Given instruction >>
Any pictures in the records below should be skipped; write out everything else exactly.

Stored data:
»»

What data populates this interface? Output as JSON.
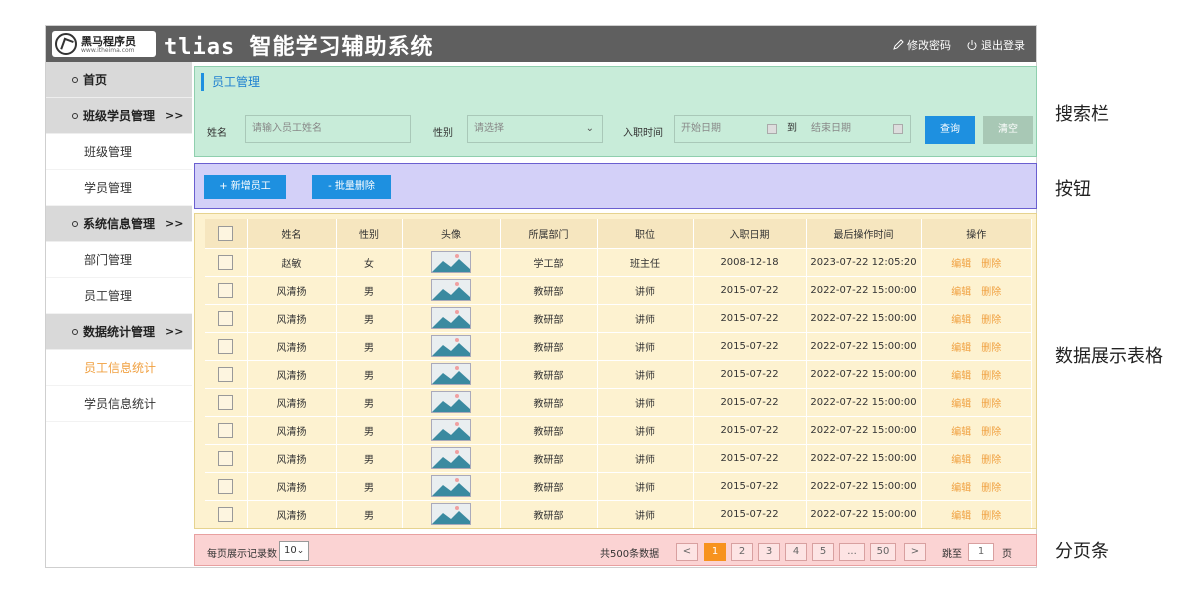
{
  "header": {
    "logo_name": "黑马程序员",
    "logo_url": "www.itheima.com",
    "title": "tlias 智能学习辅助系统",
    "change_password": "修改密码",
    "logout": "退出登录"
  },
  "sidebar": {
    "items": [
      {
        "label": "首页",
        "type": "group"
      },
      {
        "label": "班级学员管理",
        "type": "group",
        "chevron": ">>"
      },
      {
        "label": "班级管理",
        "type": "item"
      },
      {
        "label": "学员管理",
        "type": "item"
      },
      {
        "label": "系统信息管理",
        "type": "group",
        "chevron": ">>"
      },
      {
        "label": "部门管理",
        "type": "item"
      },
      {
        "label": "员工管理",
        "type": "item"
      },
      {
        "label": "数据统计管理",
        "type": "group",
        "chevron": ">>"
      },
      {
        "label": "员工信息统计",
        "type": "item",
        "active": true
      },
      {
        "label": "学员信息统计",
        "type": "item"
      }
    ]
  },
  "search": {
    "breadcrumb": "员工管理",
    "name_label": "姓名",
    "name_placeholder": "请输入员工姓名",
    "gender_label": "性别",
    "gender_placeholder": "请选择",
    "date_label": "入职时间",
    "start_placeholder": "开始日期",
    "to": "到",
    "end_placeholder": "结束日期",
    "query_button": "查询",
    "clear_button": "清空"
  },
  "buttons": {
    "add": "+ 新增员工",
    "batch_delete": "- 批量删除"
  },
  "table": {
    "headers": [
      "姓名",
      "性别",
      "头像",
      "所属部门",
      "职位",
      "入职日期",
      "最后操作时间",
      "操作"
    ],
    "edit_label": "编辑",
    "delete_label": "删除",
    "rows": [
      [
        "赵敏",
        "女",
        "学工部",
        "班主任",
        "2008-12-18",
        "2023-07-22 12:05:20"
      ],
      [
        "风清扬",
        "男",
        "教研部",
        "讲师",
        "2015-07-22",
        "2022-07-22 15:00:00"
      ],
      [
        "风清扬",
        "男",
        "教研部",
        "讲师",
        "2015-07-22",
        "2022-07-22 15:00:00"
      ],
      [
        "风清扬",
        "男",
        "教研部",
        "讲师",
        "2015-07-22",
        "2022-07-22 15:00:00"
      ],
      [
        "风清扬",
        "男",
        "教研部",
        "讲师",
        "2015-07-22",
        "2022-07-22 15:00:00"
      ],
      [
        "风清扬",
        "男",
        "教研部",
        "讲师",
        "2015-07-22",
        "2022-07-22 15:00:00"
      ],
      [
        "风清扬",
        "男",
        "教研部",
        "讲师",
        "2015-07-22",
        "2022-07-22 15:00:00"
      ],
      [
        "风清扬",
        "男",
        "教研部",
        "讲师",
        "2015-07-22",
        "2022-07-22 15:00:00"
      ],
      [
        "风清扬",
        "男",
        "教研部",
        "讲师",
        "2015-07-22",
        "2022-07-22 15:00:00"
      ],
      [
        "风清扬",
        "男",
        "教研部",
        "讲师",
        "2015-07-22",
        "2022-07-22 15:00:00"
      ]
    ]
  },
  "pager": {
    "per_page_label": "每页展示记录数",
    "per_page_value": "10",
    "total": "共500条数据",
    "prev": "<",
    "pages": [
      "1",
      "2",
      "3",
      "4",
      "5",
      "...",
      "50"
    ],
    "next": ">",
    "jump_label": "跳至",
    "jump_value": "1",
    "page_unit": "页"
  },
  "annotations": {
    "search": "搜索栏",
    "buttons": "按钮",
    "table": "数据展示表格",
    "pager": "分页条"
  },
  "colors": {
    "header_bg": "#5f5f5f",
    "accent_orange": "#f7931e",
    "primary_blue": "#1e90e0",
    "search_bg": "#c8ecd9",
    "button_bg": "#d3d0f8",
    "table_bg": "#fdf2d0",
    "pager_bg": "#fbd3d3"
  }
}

««

Exercise solution >>
What data populates this interface? Output as JSON.
{
  "header": {
    "logo_name": "黑马程序员",
    "logo_url": "www.itheima.com",
    "title": "tlias 智能学习辅助系统",
    "change_password": "修改密码",
    "logout": "退出登录"
  },
  "sidebar": {
    "items": [
      {
        "label": "首页",
        "type": "group"
      },
      {
        "label": "班级学员管理",
        "type": "group",
        "chevron": ">>"
      },
      {
        "label": "班级管理",
        "type": "item"
      },
      {
        "label": "学员管理",
        "type": "item"
      },
      {
        "label": "系统信息管理",
        "type": "group",
        "chevron": ">>"
      },
      {
        "label": "部门管理",
        "type": "item"
      },
      {
        "label": "员工管理",
        "type": "item"
      },
      {
        "label": "数据统计管理",
        "type": "group",
        "chevron": ">>"
      },
      {
        "label": "员工信息统计",
        "type": "item",
        "active": true
      },
      {
        "label": "学员信息统计",
        "type": "item"
      }
    ]
  },
  "search": {
    "breadcrumb": "员工管理",
    "name_label": "姓名",
    "name_placeholder": "请输入员工姓名",
    "gender_label": "性别",
    "gender_placeholder": "请选择",
    "date_label": "入职时间",
    "start_placeholder": "开始日期",
    "to": "到",
    "end_placeholder": "结束日期",
    "query_button": "查询",
    "clear_button": "清空"
  },
  "buttons": {
    "add": "+ 新增员工",
    "batch_delete": "- 批量删除"
  },
  "table": {
    "headers": [
      "姓名",
      "性别",
      "头像",
      "所属部门",
      "职位",
      "入职日期",
      "最后操作时间",
      "操作"
    ],
    "edit_label": "编辑",
    "delete_label": "删除",
    "rows": [
      [
        "赵敏",
        "女",
        "学工部",
        "班主任",
        "2008-12-18",
        "2023-07-22 12:05:20"
      ],
      [
        "风清扬",
        "男",
        "教研部",
        "讲师",
        "2015-07-22",
        "2022-07-22 15:00:00"
      ],
      [
        "风清扬",
        "男",
        "教研部",
        "讲师",
        "2015-07-22",
        "2022-07-22 15:00:00"
      ],
      [
        "风清扬",
        "男",
        "教研部",
        "讲师",
        "2015-07-22",
        "2022-07-22 15:00:00"
      ],
      [
        "风清扬",
        "男",
        "教研部",
        "讲师",
        "2015-07-22",
        "2022-07-22 15:00:00"
      ],
      [
        "风清扬",
        "男",
        "教研部",
        "讲师",
        "2015-07-22",
        "2022-07-22 15:00:00"
      ],
      [
        "风清扬",
        "男",
        "教研部",
        "讲师",
        "2015-07-22",
        "2022-07-22 15:00:00"
      ],
      [
        "风清扬",
        "男",
        "教研部",
        "讲师",
        "2015-07-22",
        "2022-07-22 15:00:00"
      ],
      [
        "风清扬",
        "男",
        "教研部",
        "讲师",
        "2015-07-22",
        "2022-07-22 15:00:00"
      ],
      [
        "风清扬",
        "男",
        "教研部",
        "讲师",
        "2015-07-22",
        "2022-07-22 15:00:00"
      ]
    ]
  },
  "pager": {
    "per_page_label": "每页展示记录数",
    "per_page_value": "10",
    "total": "共500条数据",
    "prev": "<",
    "pages": [
      "1",
      "2",
      "3",
      "4",
      "5",
      "...",
      "50"
    ],
    "next": ">",
    "jump_label": "跳至",
    "jump_value": "1",
    "page_unit": "页"
  },
  "annotations": {
    "search": "搜索栏",
    "buttons": "按钮",
    "table": "数据展示表格",
    "pager": "分页条"
  },
  "colors": {
    "header_bg": "#5f5f5f",
    "accent_orange": "#f7931e",
    "primary_blue": "#1e90e0",
    "search_bg": "#c8ecd9",
    "button_bg": "#d3d0f8",
    "table_bg": "#fdf2d0",
    "pager_bg": "#fbd3d3"
  }
}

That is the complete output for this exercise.